EXERCISE REQUIREMENTS —
Pictures stay out of the copy; set down each line of the listing below exactly.

WORKING DATA —
===============
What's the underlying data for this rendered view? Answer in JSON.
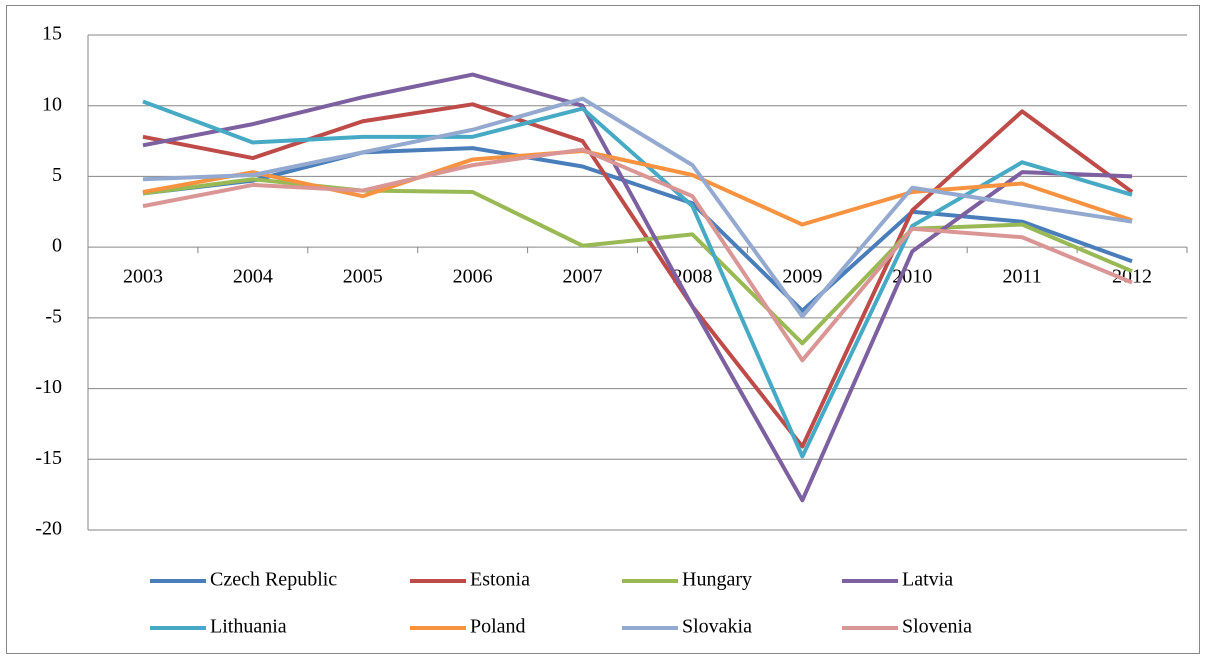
{
  "chart_data": {
    "type": "line",
    "categories": [
      "2003",
      "2004",
      "2005",
      "2006",
      "2007",
      "2008",
      "2009",
      "2010",
      "2011",
      "2012"
    ],
    "series": [
      {
        "name": "Czech Republic",
        "color": "#4a7ebb",
        "values": [
          3.8,
          4.7,
          6.7,
          7.0,
          5.7,
          3.1,
          -4.5,
          2.5,
          1.8,
          -1.0
        ]
      },
      {
        "name": "Estonia",
        "color": "#be4b48",
        "values": [
          7.8,
          6.3,
          8.9,
          10.1,
          7.5,
          -4.2,
          -14.1,
          2.6,
          9.6,
          3.9
        ]
      },
      {
        "name": "Hungary",
        "color": "#98b954",
        "values": [
          3.8,
          4.8,
          4.0,
          3.9,
          0.1,
          0.9,
          -6.8,
          1.3,
          1.6,
          -1.7
        ]
      },
      {
        "name": "Latvia",
        "color": "#7d60a0",
        "values": [
          7.2,
          8.7,
          10.6,
          12.2,
          10.0,
          -4.2,
          -17.9,
          -0.3,
          5.3,
          5.0
        ]
      },
      {
        "name": "Lithuania",
        "color": "#46aac5",
        "values": [
          10.3,
          7.4,
          7.8,
          7.8,
          9.8,
          2.9,
          -14.8,
          1.5,
          6.0,
          3.7
        ]
      },
      {
        "name": "Poland",
        "color": "#f69240",
        "values": [
          3.9,
          5.3,
          3.6,
          6.2,
          6.8,
          5.1,
          1.6,
          3.9,
          4.5,
          1.9
        ]
      },
      {
        "name": "Slovakia",
        "color": "#93a9d0",
        "values": [
          4.8,
          5.1,
          6.7,
          8.3,
          10.5,
          5.8,
          -4.9,
          4.2,
          3.0,
          1.8
        ]
      },
      {
        "name": "Slovenia",
        "color": "#d99694",
        "values": [
          2.9,
          4.4,
          4.0,
          5.8,
          6.9,
          3.6,
          -8.0,
          1.3,
          0.7,
          -2.5
        ]
      }
    ],
    "ylim": [
      -20,
      15
    ],
    "yticks": [
      -20,
      -15,
      -10,
      -5,
      0,
      5,
      10,
      15
    ],
    "grid": true,
    "legend": "bottom"
  }
}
===============
TASK SOLUTION —
What's the underlying data for this rendered view? Answer in JSON.
{
  "chart_data": {
    "type": "line",
    "categories": [
      "2003",
      "2004",
      "2005",
      "2006",
      "2007",
      "2008",
      "2009",
      "2010",
      "2011",
      "2012"
    ],
    "series": [
      {
        "name": "Czech Republic",
        "color": "#4a7ebb",
        "values": [
          3.8,
          4.7,
          6.7,
          7.0,
          5.7,
          3.1,
          -4.5,
          2.5,
          1.8,
          -1.0
        ]
      },
      {
        "name": "Estonia",
        "color": "#be4b48",
        "values": [
          7.8,
          6.3,
          8.9,
          10.1,
          7.5,
          -4.2,
          -14.1,
          2.6,
          9.6,
          3.9
        ]
      },
      {
        "name": "Hungary",
        "color": "#98b954",
        "values": [
          3.8,
          4.8,
          4.0,
          3.9,
          0.1,
          0.9,
          -6.8,
          1.3,
          1.6,
          -1.7
        ]
      },
      {
        "name": "Latvia",
        "color": "#7d60a0",
        "values": [
          7.2,
          8.7,
          10.6,
          12.2,
          10.0,
          -4.2,
          -17.9,
          -0.3,
          5.3,
          5.0
        ]
      },
      {
        "name": "Lithuania",
        "color": "#46aac5",
        "values": [
          10.3,
          7.4,
          7.8,
          7.8,
          9.8,
          2.9,
          -14.8,
          1.5,
          6.0,
          3.7
        ]
      },
      {
        "name": "Poland",
        "color": "#f69240",
        "values": [
          3.9,
          5.3,
          3.6,
          6.2,
          6.8,
          5.1,
          1.6,
          3.9,
          4.5,
          1.9
        ]
      },
      {
        "name": "Slovakia",
        "color": "#93a9d0",
        "values": [
          4.8,
          5.1,
          6.7,
          8.3,
          10.5,
          5.8,
          -4.9,
          4.2,
          3.0,
          1.8
        ]
      },
      {
        "name": "Slovenia",
        "color": "#d99694",
        "values": [
          2.9,
          4.4,
          4.0,
          5.8,
          6.9,
          3.6,
          -8.0,
          1.3,
          0.7,
          -2.5
        ]
      }
    ],
    "ylim": [
      -20,
      15
    ],
    "yticks": [
      -20,
      -15,
      -10,
      -5,
      0,
      5,
      10,
      15
    ],
    "grid": true,
    "legend": "bottom"
  }
}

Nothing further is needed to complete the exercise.